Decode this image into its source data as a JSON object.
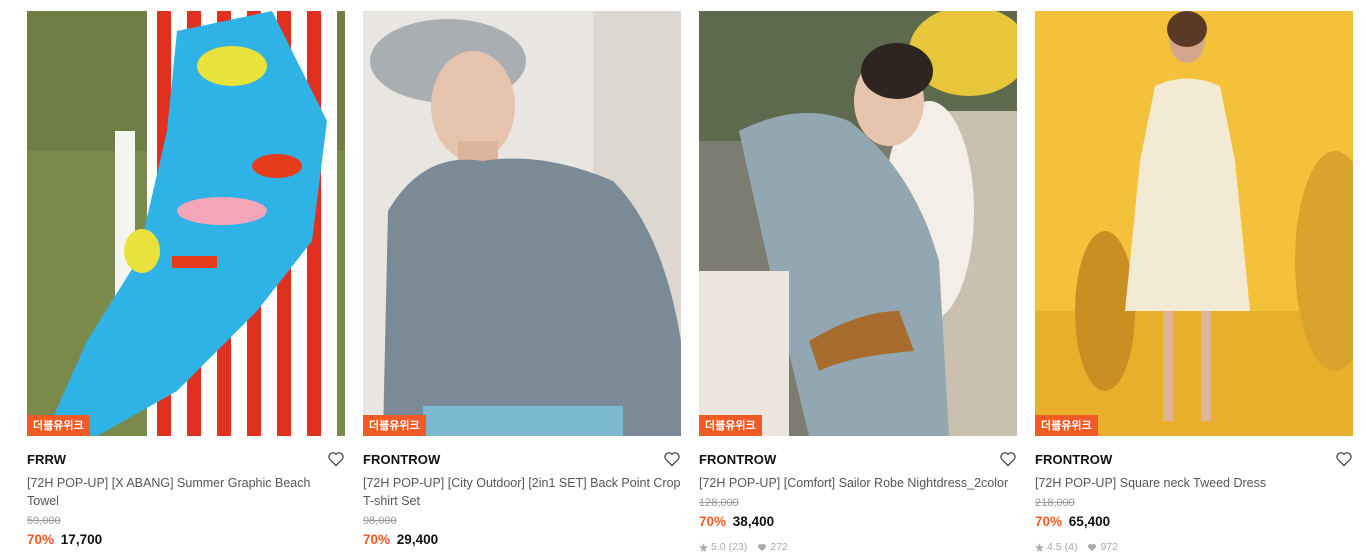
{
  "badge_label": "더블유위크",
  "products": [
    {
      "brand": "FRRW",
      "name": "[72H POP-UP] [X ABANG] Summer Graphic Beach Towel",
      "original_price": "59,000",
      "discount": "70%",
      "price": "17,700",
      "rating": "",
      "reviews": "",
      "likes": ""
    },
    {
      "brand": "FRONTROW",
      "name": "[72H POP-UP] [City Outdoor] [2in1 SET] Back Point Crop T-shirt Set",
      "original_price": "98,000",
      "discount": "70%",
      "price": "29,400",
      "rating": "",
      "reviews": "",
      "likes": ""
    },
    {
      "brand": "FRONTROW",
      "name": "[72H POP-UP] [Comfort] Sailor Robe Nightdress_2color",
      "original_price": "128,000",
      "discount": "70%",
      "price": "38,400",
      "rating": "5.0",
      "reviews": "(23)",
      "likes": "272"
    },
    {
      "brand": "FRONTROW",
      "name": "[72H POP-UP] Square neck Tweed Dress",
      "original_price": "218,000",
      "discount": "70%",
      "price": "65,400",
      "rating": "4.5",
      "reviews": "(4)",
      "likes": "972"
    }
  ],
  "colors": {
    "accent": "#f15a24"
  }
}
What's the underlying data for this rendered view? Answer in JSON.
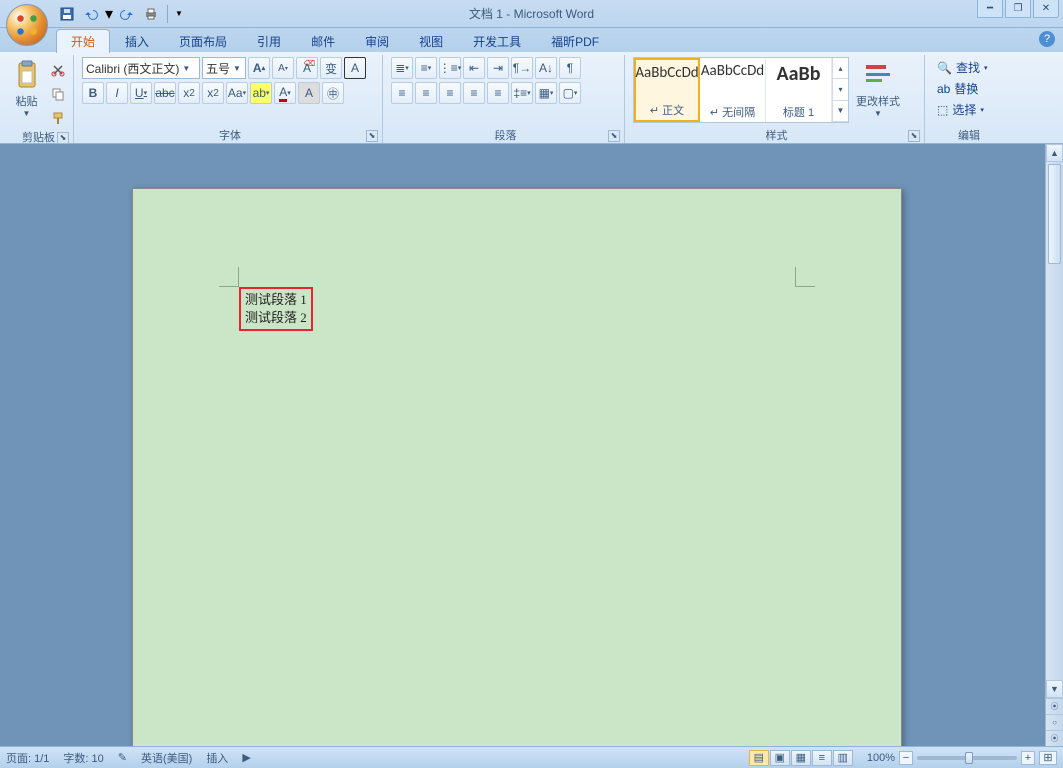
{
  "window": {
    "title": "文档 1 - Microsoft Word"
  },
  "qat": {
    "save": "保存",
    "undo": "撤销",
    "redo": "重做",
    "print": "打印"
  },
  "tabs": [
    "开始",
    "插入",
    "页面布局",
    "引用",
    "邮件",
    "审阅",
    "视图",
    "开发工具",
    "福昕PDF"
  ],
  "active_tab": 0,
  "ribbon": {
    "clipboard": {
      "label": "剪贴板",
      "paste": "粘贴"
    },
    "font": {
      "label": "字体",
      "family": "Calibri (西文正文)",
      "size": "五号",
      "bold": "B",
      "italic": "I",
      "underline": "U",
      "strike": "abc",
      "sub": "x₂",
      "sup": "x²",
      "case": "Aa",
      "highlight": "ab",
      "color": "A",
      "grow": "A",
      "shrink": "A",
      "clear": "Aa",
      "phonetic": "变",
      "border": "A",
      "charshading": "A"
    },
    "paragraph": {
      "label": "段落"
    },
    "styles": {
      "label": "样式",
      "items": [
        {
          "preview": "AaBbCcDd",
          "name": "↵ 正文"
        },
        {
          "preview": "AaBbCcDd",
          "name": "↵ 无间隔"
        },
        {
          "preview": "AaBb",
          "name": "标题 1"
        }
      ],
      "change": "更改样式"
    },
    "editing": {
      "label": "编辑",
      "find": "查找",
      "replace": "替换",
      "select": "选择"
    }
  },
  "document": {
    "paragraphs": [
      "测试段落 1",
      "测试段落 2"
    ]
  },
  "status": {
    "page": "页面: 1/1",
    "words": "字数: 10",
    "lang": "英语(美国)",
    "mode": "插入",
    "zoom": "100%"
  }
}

..............................

*WORK TO COMPLETE*.
Locate each line containing the string "JSON" and show it.

*TASK RESPONSE*.
Decode this image into its source data as a JSON object.
What's the underlying data for this rendered view? Answer in JSON.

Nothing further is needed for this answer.